■ **THE EXERCISE**
Filter the entries that follow, copying every line in which the word "page" appears.
_ _ _
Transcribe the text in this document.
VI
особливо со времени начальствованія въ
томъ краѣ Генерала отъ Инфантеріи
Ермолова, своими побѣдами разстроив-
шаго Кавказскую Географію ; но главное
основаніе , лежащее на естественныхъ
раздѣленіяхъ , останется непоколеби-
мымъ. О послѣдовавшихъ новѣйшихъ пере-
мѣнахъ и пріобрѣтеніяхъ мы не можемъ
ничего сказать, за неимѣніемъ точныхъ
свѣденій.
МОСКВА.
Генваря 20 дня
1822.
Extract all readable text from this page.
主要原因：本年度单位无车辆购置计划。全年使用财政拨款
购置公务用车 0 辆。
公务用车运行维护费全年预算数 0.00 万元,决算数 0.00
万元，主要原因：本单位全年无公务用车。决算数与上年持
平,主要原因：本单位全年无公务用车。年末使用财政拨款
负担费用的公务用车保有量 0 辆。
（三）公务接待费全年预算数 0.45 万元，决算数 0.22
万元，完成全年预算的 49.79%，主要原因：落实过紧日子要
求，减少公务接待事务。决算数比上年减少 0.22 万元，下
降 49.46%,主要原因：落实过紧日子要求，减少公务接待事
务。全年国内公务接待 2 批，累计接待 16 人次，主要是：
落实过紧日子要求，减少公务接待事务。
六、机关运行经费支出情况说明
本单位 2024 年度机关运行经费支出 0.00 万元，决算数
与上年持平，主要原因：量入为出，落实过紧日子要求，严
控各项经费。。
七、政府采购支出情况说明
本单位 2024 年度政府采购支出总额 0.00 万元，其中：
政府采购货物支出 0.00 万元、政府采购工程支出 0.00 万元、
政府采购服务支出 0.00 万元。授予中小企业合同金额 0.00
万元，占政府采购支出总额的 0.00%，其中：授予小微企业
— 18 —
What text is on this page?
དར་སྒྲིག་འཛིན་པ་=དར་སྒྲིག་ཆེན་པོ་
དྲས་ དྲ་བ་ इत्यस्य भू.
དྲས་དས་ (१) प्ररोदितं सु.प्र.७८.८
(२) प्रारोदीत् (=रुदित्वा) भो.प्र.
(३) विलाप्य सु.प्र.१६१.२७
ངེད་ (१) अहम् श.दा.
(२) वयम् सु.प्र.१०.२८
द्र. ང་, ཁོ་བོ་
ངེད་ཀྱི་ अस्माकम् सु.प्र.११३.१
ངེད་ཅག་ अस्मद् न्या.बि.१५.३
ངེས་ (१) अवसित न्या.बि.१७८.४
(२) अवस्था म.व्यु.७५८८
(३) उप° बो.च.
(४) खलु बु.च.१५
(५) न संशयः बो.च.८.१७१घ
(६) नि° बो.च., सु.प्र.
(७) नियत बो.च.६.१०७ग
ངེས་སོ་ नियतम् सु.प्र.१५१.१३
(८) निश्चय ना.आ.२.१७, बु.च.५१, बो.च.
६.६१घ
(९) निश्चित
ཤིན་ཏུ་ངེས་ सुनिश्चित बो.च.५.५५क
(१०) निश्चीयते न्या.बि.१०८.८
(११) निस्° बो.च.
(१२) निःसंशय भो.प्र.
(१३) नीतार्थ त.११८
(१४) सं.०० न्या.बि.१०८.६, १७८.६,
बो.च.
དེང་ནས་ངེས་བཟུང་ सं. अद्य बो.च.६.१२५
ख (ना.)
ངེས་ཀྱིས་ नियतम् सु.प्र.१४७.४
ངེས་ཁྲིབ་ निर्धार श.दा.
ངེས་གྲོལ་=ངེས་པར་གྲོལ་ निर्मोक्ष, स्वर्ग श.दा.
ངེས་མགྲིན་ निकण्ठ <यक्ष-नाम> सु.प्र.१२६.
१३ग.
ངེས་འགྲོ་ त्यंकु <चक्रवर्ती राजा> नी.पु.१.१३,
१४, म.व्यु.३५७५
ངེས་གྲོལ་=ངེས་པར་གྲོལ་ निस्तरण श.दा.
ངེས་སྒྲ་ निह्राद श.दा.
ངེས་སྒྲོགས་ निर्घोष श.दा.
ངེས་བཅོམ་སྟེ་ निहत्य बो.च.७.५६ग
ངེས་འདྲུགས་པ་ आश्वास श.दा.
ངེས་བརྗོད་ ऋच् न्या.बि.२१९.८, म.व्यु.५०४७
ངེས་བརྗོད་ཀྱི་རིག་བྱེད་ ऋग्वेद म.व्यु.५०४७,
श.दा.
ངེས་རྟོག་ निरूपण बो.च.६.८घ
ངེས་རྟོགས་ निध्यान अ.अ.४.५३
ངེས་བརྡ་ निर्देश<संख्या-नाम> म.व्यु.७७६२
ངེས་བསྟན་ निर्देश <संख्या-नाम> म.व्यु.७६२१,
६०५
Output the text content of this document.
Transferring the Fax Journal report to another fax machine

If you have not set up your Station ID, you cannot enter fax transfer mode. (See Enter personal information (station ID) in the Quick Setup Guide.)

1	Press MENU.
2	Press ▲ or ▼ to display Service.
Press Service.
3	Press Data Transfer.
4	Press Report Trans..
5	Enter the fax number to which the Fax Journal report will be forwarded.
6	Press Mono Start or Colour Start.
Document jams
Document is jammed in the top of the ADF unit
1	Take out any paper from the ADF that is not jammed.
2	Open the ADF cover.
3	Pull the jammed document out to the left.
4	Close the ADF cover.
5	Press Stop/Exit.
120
_ _ _
■ **COMPLETED TASK**
Extract all readable text from this page.
What text is on this page?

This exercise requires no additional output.